-- start --

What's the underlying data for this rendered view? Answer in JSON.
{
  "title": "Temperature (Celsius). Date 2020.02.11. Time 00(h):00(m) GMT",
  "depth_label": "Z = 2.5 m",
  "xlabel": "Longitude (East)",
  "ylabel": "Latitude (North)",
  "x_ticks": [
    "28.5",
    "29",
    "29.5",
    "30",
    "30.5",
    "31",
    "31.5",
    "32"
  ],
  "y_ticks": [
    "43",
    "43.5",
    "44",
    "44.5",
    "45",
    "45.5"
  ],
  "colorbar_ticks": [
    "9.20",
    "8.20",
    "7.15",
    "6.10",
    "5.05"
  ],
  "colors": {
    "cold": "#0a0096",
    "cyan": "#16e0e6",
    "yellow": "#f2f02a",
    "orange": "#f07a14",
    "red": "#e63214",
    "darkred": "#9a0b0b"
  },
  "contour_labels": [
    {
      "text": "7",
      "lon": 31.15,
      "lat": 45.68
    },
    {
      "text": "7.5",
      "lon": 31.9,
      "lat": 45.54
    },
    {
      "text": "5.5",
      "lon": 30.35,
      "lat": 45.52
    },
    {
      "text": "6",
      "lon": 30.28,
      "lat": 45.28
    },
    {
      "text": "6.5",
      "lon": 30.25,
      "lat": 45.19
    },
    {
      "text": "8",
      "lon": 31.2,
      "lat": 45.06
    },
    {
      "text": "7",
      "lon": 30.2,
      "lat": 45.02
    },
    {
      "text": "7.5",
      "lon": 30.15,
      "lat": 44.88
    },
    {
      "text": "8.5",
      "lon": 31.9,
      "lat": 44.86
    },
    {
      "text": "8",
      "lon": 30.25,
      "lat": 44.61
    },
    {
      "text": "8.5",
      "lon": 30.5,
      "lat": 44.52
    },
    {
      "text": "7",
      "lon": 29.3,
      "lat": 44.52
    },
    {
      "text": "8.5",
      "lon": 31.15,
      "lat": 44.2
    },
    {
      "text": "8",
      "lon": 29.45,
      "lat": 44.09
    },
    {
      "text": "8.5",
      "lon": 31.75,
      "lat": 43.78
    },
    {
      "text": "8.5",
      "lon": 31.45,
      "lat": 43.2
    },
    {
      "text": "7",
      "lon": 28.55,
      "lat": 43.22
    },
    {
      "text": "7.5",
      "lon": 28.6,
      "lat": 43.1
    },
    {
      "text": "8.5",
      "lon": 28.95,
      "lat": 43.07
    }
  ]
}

-- end --

§ **To do**
Write out the data again, exactly and in full.

§ **Task result**
What's the underlying data for this rendered view? Answer in JSON.
{
  "title": "Temperature (Celsius). Date 2020.02.11. Time 00(h):00(m) GMT",
  "depth_label": "Z = 2.5 m",
  "xlabel": "Longitude (East)",
  "ylabel": "Latitude (North)",
  "x_ticks": [
    "28.5",
    "29",
    "29.5",
    "30",
    "30.5",
    "31",
    "31.5",
    "32"
  ],
  "y_ticks": [
    "43",
    "43.5",
    "44",
    "44.5",
    "45",
    "45.5"
  ],
  "colorbar_ticks": [
    "9.20",
    "8.20",
    "7.15",
    "6.10",
    "5.05"
  ],
  "colors": {
    "cold": "#0a0096",
    "cyan": "#16e0e6",
    "yellow": "#f2f02a",
    "orange": "#f07a14",
    "red": "#e63214",
    "darkred": "#9a0b0b"
  },
  "contour_labels": [
    {
      "text": "7",
      "lon": 31.15,
      "lat": 45.68
    },
    {
      "text": "7.5",
      "lon": 31.9,
      "lat": 45.54
    },
    {
      "text": "5.5",
      "lon": 30.35,
      "lat": 45.52
    },
    {
      "text": "6",
      "lon": 30.28,
      "lat": 45.28
    },
    {
      "text": "6.5",
      "lon": 30.25,
      "lat": 45.19
    },
    {
      "text": "8",
      "lon": 31.2,
      "lat": 45.06
    },
    {
      "text": "7",
      "lon": 30.2,
      "lat": 45.02
    },
    {
      "text": "7.5",
      "lon": 30.15,
      "lat": 44.88
    },
    {
      "text": "8.5",
      "lon": 31.9,
      "lat": 44.86
    },
    {
      "text": "8",
      "lon": 30.25,
      "lat": 44.61
    },
    {
      "text": "8.5",
      "lon": 30.5,
      "lat": 44.52
    },
    {
      "text": "7",
      "lon": 29.3,
      "lat": 44.52
    },
    {
      "text": "8.5",
      "lon": 31.15,
      "lat": 44.2
    },
    {
      "text": "8",
      "lon": 29.45,
      "lat": 44.09
    },
    {
      "text": "8.5",
      "lon": 31.75,
      "lat": 43.78
    },
    {
      "text": "8.5",
      "lon": 31.45,
      "lat": 43.2
    },
    {
      "text": "7",
      "lon": 28.55,
      "lat": 43.22
    },
    {
      "text": "7.5",
      "lon": 28.6,
      "lat": 43.1
    },
    {
      "text": "8.5",
      "lon": 28.95,
      "lat": 43.07
    }
  ]
}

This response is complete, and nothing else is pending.